> Problem statement: What number of lines in the material contain the word "Vazão"? Give that number alone.
+++ Available data
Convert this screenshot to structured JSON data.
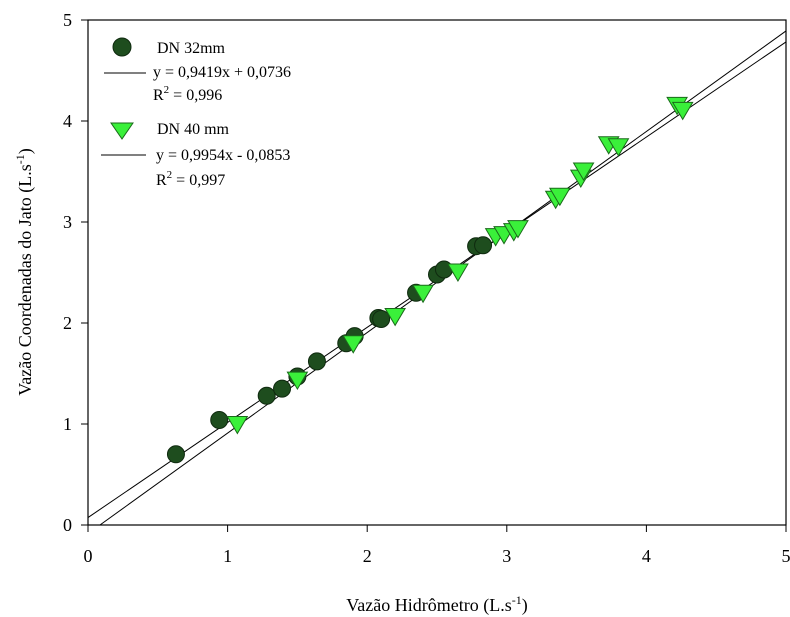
{
  "chart_data": {
    "type": "scatter",
    "xlabel": "Vazão Hidrômetro (L.s",
    "xlabel_sup": "-1",
    "xlabel_suffix": ")",
    "ylabel": "Vazão Coordenadas do Jato (L.s",
    "ylabel_sup": "-1",
    "ylabel_suffix": ")",
    "xlim": [
      0,
      5
    ],
    "ylim": [
      0,
      5
    ],
    "xticks": [
      "0",
      "1",
      "2",
      "3",
      "4",
      "5"
    ],
    "yticks": [
      "0",
      "1",
      "2",
      "3",
      "4",
      "5"
    ],
    "legend_position": "top-left",
    "series": [
      {
        "name": "DN 32mm",
        "marker": "circle",
        "color": "#1e4d1e",
        "x": [
          0.63,
          0.94,
          1.28,
          1.39,
          1.5,
          1.64,
          1.85,
          1.91,
          2.08,
          2.1,
          2.35,
          2.5,
          2.55,
          2.78,
          2.83
        ],
        "y": [
          0.7,
          1.04,
          1.28,
          1.35,
          1.47,
          1.62,
          1.8,
          1.87,
          2.05,
          2.04,
          2.3,
          2.48,
          2.53,
          2.76,
          2.77
        ],
        "fit": {
          "slope": 0.9419,
          "intercept": 0.0736,
          "equation": "y = 0,9419x + 0,0736",
          "r2_label": "R",
          "r2_sup": "2",
          "r2_value": " = 0,996"
        }
      },
      {
        "name": "DN 40 mm",
        "marker": "triangle-down",
        "color": "#3af03a",
        "x": [
          1.07,
          1.5,
          1.9,
          2.2,
          2.4,
          2.65,
          2.92,
          2.98,
          3.05,
          3.08,
          3.35,
          3.38,
          3.53,
          3.55,
          3.73,
          3.8,
          4.22,
          4.26
        ],
        "y": [
          0.99,
          1.43,
          1.79,
          2.06,
          2.29,
          2.5,
          2.85,
          2.87,
          2.9,
          2.93,
          3.22,
          3.25,
          3.43,
          3.5,
          3.76,
          3.74,
          4.15,
          4.1
        ],
        "fit": {
          "slope": 0.9954,
          "intercept": -0.0853,
          "equation": "y = 0,9954x - 0,0853",
          "r2_label": "R",
          "r2_sup": "2",
          "r2_value": " = 0,997"
        }
      }
    ]
  }
}
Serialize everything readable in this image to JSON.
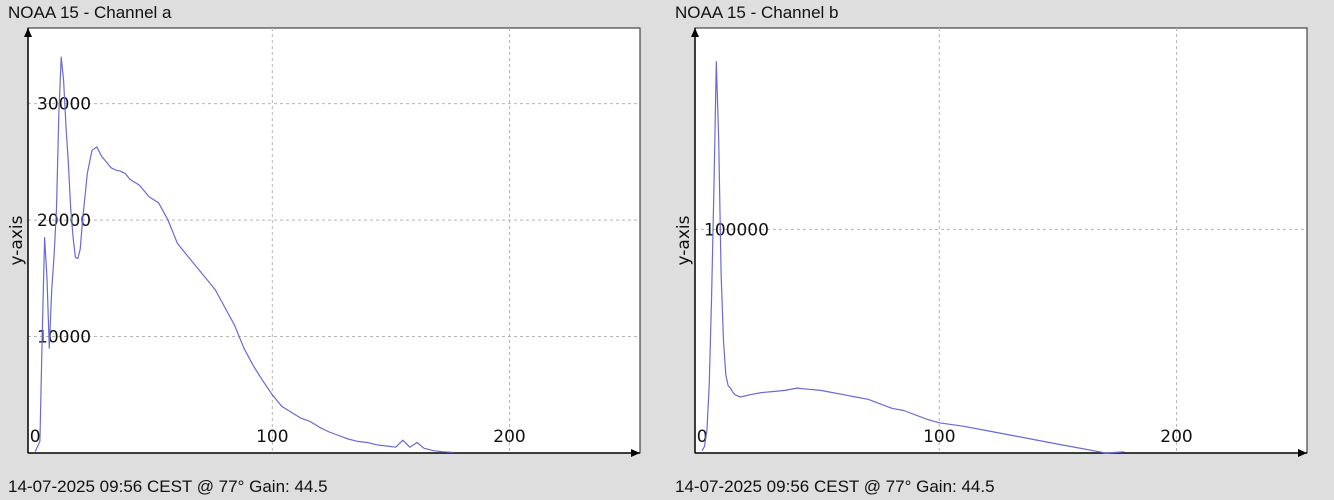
{
  "panels": [
    {
      "title": "NOAA 15 - Channel a",
      "footer": "14-07-2025 09:56 CEST @ 77° Gain: 44.5"
    },
    {
      "title": "NOAA 15 - Channel b",
      "footer": "14-07-2025 09:56 CEST @ 77° Gain: 44.5"
    }
  ],
  "chart_data": [
    {
      "type": "line",
      "title": "NOAA 15 - Channel a",
      "xlabel": "",
      "ylabel": "y-axis",
      "xlim": [
        -3,
        255
      ],
      "ylim": [
        0,
        36500
      ],
      "x_ticks": [
        0,
        100,
        200
      ],
      "y_ticks": [
        10000,
        20000,
        30000
      ],
      "grid": true,
      "color": "#6a6ad4",
      "x": [
        0,
        2,
        3,
        4,
        5,
        6,
        7,
        8,
        9,
        10,
        11,
        12,
        13,
        14,
        15,
        16,
        17,
        18,
        19,
        20,
        22,
        24,
        26,
        28,
        30,
        32,
        34,
        36,
        38,
        40,
        44,
        48,
        52,
        56,
        60,
        64,
        68,
        72,
        76,
        80,
        84,
        88,
        92,
        96,
        100,
        104,
        108,
        112,
        116,
        120,
        124,
        128,
        132,
        136,
        140,
        144,
        148,
        152,
        155,
        158,
        161,
        164,
        168,
        172,
        176
      ],
      "y": [
        100,
        1000,
        10000,
        18500,
        15000,
        9000,
        14000,
        17000,
        21000,
        29000,
        34000,
        32000,
        28000,
        25000,
        21000,
        18500,
        16800,
        16700,
        17500,
        20000,
        24000,
        26000,
        26300,
        25500,
        25000,
        24500,
        24300,
        24200,
        24000,
        23500,
        23000,
        22000,
        21500,
        20000,
        18000,
        17000,
        16000,
        15000,
        14000,
        12500,
        11000,
        9000,
        7500,
        6200,
        5000,
        4000,
        3500,
        3000,
        2700,
        2200,
        1800,
        1500,
        1200,
        1000,
        900,
        700,
        600,
        500,
        1100,
        500,
        900,
        400,
        200,
        100,
        50
      ]
    },
    {
      "type": "line",
      "title": "NOAA 15 - Channel b",
      "xlabel": "",
      "ylabel": "y-axis",
      "xlim": [
        -3,
        255
      ],
      "ylim": [
        0,
        190000
      ],
      "x_ticks": [
        0,
        100,
        200
      ],
      "y_ticks": [
        100000
      ],
      "grid": true,
      "color": "#6a6ad4",
      "x": [
        0,
        1,
        2,
        3,
        4,
        5,
        6,
        7,
        8,
        9,
        10,
        11,
        12,
        13,
        14,
        16,
        18,
        20,
        25,
        30,
        35,
        40,
        45,
        50,
        55,
        60,
        65,
        70,
        75,
        80,
        85,
        90,
        95,
        100,
        110,
        120,
        130,
        140,
        150,
        160,
        166,
        170,
        178
      ],
      "y": [
        1000,
        3000,
        10000,
        30000,
        70000,
        120000,
        175000,
        140000,
        80000,
        50000,
        35000,
        30000,
        29000,
        27000,
        26000,
        25000,
        25500,
        26000,
        27000,
        27500,
        28000,
        29000,
        28500,
        28000,
        27000,
        26000,
        25000,
        24000,
        22000,
        20000,
        19000,
        17000,
        15000,
        13500,
        12000,
        10000,
        8000,
        6000,
        4000,
        2000,
        800,
        0,
        500
      ]
    }
  ]
}
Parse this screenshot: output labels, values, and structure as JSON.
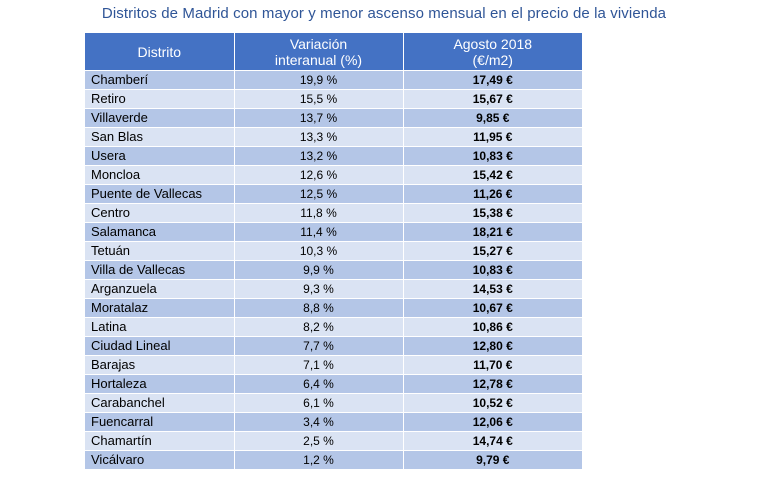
{
  "title": "Distritos de Madrid con mayor y menor ascenso mensual en el precio de la vivienda",
  "table": {
    "headers": {
      "district": "Distrito",
      "variation_line1": "Variación",
      "variation_line2": "interanual (%)",
      "price_line1": "Agosto 2018",
      "price_line2": "(€/m2)"
    },
    "rows": [
      {
        "district": "Chamberí",
        "variation": "19,9 %",
        "price": "17,49 €"
      },
      {
        "district": "Retiro",
        "variation": "15,5 %",
        "price": "15,67 €"
      },
      {
        "district": "Villaverde",
        "variation": "13,7 %",
        "price": "9,85 €"
      },
      {
        "district": "San Blas",
        "variation": "13,3 %",
        "price": "11,95 €"
      },
      {
        "district": "Usera",
        "variation": "13,2 %",
        "price": "10,83 €"
      },
      {
        "district": "Moncloa",
        "variation": "12,6 %",
        "price": "15,42 €"
      },
      {
        "district": "Puente de Vallecas",
        "variation": "12,5 %",
        "price": "11,26 €"
      },
      {
        "district": "Centro",
        "variation": "11,8 %",
        "price": "15,38 €"
      },
      {
        "district": "Salamanca",
        "variation": "11,4 %",
        "price": "18,21 €"
      },
      {
        "district": "Tetuán",
        "variation": "10,3 %",
        "price": "15,27 €"
      },
      {
        "district": "Villa de Vallecas",
        "variation": "9,9 %",
        "price": "10,83 €"
      },
      {
        "district": "Arganzuela",
        "variation": "9,3 %",
        "price": "14,53 €"
      },
      {
        "district": "Moratalaz",
        "variation": "8,8 %",
        "price": "10,67 €"
      },
      {
        "district": "Latina",
        "variation": "8,2 %",
        "price": "10,86 €"
      },
      {
        "district": "Ciudad Lineal",
        "variation": "7,7 %",
        "price": "12,80 €"
      },
      {
        "district": "Barajas",
        "variation": "7,1 %",
        "price": "11,70 €"
      },
      {
        "district": "Hortaleza",
        "variation": "6,4 %",
        "price": "12,78 €"
      },
      {
        "district": "Carabanchel",
        "variation": "6,1 %",
        "price": "10,52 €"
      },
      {
        "district": "Fuencarral",
        "variation": "3,4 %",
        "price": "12,06 €"
      },
      {
        "district": "Chamartín",
        "variation": "2,5 %",
        "price": "14,74 €"
      },
      {
        "district": "Vicálvaro",
        "variation": "1,2 %",
        "price": "9,79 €"
      }
    ]
  },
  "colors": {
    "title": "#2f5597",
    "header_bg": "#4472c4",
    "header_text": "#ffffff",
    "row_odd": "#b4c6e7",
    "row_even": "#dae3f3"
  }
}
++++++
> Solution for this exercise: 2